▶ Task goal:
Quote the whole listing word for word, please.

▶ Dataset entries:
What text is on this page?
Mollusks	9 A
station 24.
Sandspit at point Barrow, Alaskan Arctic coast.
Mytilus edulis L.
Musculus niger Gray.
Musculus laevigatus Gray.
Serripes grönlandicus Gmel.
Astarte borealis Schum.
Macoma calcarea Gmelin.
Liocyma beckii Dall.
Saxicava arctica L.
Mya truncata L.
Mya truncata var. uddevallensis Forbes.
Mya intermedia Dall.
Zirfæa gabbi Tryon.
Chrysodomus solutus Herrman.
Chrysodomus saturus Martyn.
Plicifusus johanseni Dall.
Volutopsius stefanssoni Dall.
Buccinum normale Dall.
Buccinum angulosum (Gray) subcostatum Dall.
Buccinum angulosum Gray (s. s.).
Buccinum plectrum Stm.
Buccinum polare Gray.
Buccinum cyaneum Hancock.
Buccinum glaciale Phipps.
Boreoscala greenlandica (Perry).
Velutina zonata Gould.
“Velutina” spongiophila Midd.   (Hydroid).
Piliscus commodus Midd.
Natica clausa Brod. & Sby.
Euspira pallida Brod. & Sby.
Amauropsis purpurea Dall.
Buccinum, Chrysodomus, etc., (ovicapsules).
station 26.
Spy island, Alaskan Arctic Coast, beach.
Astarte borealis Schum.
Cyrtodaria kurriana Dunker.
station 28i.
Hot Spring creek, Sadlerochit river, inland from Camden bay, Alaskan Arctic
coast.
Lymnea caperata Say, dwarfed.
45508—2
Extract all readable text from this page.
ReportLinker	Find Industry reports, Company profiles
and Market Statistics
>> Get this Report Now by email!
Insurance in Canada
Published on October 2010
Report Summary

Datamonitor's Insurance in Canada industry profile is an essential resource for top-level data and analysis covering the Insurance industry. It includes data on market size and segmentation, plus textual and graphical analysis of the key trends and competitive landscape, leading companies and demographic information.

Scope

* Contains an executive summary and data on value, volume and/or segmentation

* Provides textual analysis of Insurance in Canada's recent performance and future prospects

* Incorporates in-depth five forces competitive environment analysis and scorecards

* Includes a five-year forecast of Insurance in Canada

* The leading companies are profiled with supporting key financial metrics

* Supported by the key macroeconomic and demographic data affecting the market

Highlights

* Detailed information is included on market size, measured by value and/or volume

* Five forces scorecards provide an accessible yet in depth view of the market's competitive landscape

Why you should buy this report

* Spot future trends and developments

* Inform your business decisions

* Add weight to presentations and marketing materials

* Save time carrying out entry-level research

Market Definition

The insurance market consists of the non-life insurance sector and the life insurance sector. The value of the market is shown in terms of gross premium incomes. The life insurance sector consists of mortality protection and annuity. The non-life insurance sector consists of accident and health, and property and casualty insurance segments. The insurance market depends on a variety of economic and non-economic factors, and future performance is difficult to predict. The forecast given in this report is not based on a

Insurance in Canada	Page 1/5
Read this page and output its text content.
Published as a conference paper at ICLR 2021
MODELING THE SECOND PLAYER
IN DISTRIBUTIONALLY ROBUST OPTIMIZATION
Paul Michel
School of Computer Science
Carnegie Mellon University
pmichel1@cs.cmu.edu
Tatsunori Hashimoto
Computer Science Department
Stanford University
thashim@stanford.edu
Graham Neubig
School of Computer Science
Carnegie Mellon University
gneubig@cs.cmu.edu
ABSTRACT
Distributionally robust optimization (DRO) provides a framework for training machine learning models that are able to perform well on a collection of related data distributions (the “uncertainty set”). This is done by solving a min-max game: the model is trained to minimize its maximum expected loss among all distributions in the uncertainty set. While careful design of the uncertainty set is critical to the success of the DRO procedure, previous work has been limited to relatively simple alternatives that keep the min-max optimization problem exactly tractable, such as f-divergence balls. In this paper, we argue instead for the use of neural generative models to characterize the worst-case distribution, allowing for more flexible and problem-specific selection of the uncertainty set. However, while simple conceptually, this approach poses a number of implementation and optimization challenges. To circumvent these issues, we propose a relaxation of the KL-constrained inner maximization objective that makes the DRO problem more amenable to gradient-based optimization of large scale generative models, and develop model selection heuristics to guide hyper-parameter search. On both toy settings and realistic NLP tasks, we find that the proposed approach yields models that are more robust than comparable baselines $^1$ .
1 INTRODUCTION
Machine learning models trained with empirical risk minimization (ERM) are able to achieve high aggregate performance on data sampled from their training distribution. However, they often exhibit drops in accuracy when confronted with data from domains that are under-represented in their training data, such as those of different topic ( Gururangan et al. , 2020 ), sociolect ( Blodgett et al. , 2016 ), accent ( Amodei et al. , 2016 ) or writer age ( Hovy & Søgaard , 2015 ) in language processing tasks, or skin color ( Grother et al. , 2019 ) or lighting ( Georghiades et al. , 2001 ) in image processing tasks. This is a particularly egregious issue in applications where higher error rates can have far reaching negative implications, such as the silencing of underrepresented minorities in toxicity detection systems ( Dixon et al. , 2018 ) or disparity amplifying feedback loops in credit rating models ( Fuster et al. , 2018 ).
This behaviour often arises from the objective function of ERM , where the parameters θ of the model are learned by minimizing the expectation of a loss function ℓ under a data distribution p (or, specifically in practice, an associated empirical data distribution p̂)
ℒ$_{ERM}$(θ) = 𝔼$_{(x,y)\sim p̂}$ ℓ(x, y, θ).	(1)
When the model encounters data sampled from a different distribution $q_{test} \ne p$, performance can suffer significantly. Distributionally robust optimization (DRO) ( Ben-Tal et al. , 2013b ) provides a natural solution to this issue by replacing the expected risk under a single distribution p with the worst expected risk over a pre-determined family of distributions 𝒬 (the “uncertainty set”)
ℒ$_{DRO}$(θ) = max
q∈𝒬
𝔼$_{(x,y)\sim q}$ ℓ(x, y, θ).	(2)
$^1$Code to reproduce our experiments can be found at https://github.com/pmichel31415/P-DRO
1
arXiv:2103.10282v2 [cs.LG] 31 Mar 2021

▶ Answer to the exercise:
What text is on this page?
Mollusks	9 A
station 24.
Sandspit at point Barrow, Alaskan Arctic coast.
Mytilus edulis L.
Musculus niger Gray.
Musculus laevigatus Gray.
Serripes grönlandicus Gmel.
Astarte borealis Schum.
Macoma calcarea Gmelin.
Liocyma beckii Dall.
Saxicava arctica L.
Mya truncata L.
Mya truncata var. uddevallensis Forbes.
Mya intermedia Dall.
Zirfæa gabbi Tryon.
Chrysodomus solutus Herrman.
Chrysodomus saturus Martyn.
Plicifusus johanseni Dall.
Volutopsius stefanssoni Dall.
Buccinum normale Dall.
Buccinum angulosum (Gray) subcostatum Dall.
Buccinum angulosum Gray (s. s.).
Buccinum plectrum Stm.
Buccinum polare Gray.
Buccinum cyaneum Hancock.
Buccinum glaciale Phipps.
Boreoscala greenlandica (Perry).
Velutina zonata Gould.
“Velutina” spongiophila Midd.   (Hydroid).
Piliscus commodus Midd.
Natica clausa Brod. & Sby.
Euspira pallida Brod. & Sby.
Amauropsis purpurea Dall.
Buccinum, Chrysodomus, etc., (ovicapsules).
station 26.
Spy island, Alaskan Arctic Coast, beach.
Astarte borealis Schum.
Cyrtodaria kurriana Dunker.
station 28i.
Hot Spring creek, Sadlerochit river, inland from Camden bay, Alaskan Arctic
coast.
Lymnea caperata Say, dwarfed.
45508—2
Extract all readable text from this page.
ReportLinker	Find Industry reports, Company profiles
and Market Statistics
>> Get this Report Now by email!
Insurance in Canada
Published on October 2010
Report Summary

Datamonitor's Insurance in Canada industry profile is an essential resource for top-level data and analysis covering the Insurance industry. It includes data on market size and segmentation, plus textual and graphical analysis of the key trends and competitive landscape, leading companies and demographic information.

Scope

* Contains an executive summary and data on value, volume and/or segmentation

* Provides textual analysis of Insurance in Canada's recent performance and future prospects

* Incorporates in-depth five forces competitive environment analysis and scorecards

* Includes a five-year forecast of Insurance in Canada

* The leading companies are profiled with supporting key financial metrics

* Supported by the key macroeconomic and demographic data affecting the market

Highlights

* Detailed information is included on market size, measured by value and/or volume

* Five forces scorecards provide an accessible yet in depth view of the market's competitive landscape

Why you should buy this report

* Spot future trends and developments

* Inform your business decisions

* Add weight to presentations and marketing materials

* Save time carrying out entry-level research

Market Definition

The insurance market consists of the non-life insurance sector and the life insurance sector. The value of the market is shown in terms of gross premium incomes. The life insurance sector consists of mortality protection and annuity. The non-life insurance sector consists of accident and health, and property and casualty insurance segments. The insurance market depends on a variety of economic and non-economic factors, and future performance is difficult to predict. The forecast given in this report is not based on a

Insurance in Canada	Page 1/5
Read this page and output its text content.
Published as a conference paper at ICLR 2021
MODELING THE SECOND PLAYER
IN DISTRIBUTIONALLY ROBUST OPTIMIZATION
Paul Michel
School of Computer Science
Carnegie Mellon University
pmichel1@cs.cmu.edu
Tatsunori Hashimoto
Computer Science Department
Stanford University
thashim@stanford.edu
Graham Neubig
School of Computer Science
Carnegie Mellon University
gneubig@cs.cmu.edu
ABSTRACT
Distributionally robust optimization (DRO) provides a framework for training machine learning models that are able to perform well on a collection of related data distributions (the “uncertainty set”). This is done by solving a min-max game: the model is trained to minimize its maximum expected loss among all distributions in the uncertainty set. While careful design of the uncertainty set is critical to the success of the DRO procedure, previous work has been limited to relatively simple alternatives that keep the min-max optimization problem exactly tractable, such as f-divergence balls. In this paper, we argue instead for the use of neural generative models to characterize the worst-case distribution, allowing for more flexible and problem-specific selection of the uncertainty set. However, while simple conceptually, this approach poses a number of implementation and optimization challenges. To circumvent these issues, we propose a relaxation of the KL-constrained inner maximization objective that makes the DRO problem more amenable to gradient-based optimization of large scale generative models, and develop model selection heuristics to guide hyper-parameter search. On both toy settings and realistic NLP tasks, we find that the proposed approach yields models that are more robust than comparable baselines $^1$ .
1 INTRODUCTION
Machine learning models trained with empirical risk minimization (ERM) are able to achieve high aggregate performance on data sampled from their training distribution. However, they often exhibit drops in accuracy when confronted with data from domains that are under-represented in their training data, such as those of different topic ( Gururangan et al. , 2020 ), sociolect ( Blodgett et al. , 2016 ), accent ( Amodei et al. , 2016 ) or writer age ( Hovy & Søgaard , 2015 ) in language processing tasks, or skin color ( Grother et al. , 2019 ) or lighting ( Georghiades et al. , 2001 ) in image processing tasks. This is a particularly egregious issue in applications where higher error rates can have far reaching negative implications, such as the silencing of underrepresented minorities in toxicity detection systems ( Dixon et al. , 2018 ) or disparity amplifying feedback loops in credit rating models ( Fuster et al. , 2018 ).
This behaviour often arises from the objective function of ERM , where the parameters θ of the model are learned by minimizing the expectation of a loss function ℓ under a data distribution p (or, specifically in practice, an associated empirical data distribution p̂)
ℒ$_{ERM}$(θ) = 𝔼$_{(x,y)\sim p̂}$ ℓ(x, y, θ).	(1)
When the model encounters data sampled from a different distribution $q_{test} \ne p$, performance can suffer significantly. Distributionally robust optimization (DRO) ( Ben-Tal et al. , 2013b ) provides a natural solution to this issue by replacing the expected risk under a single distribution p with the worst expected risk over a pre-determined family of distributions 𝒬 (the “uncertainty set”)
ℒ$_{DRO}$(θ) = max
q∈𝒬
𝔼$_{(x,y)\sim q}$ ℓ(x, y, θ).	(2)
$^1$Code to reproduce our experiments can be found at https://github.com/pmichel31415/P-DRO
1
arXiv:2103.10282v2 [cs.LG] 31 Mar 2021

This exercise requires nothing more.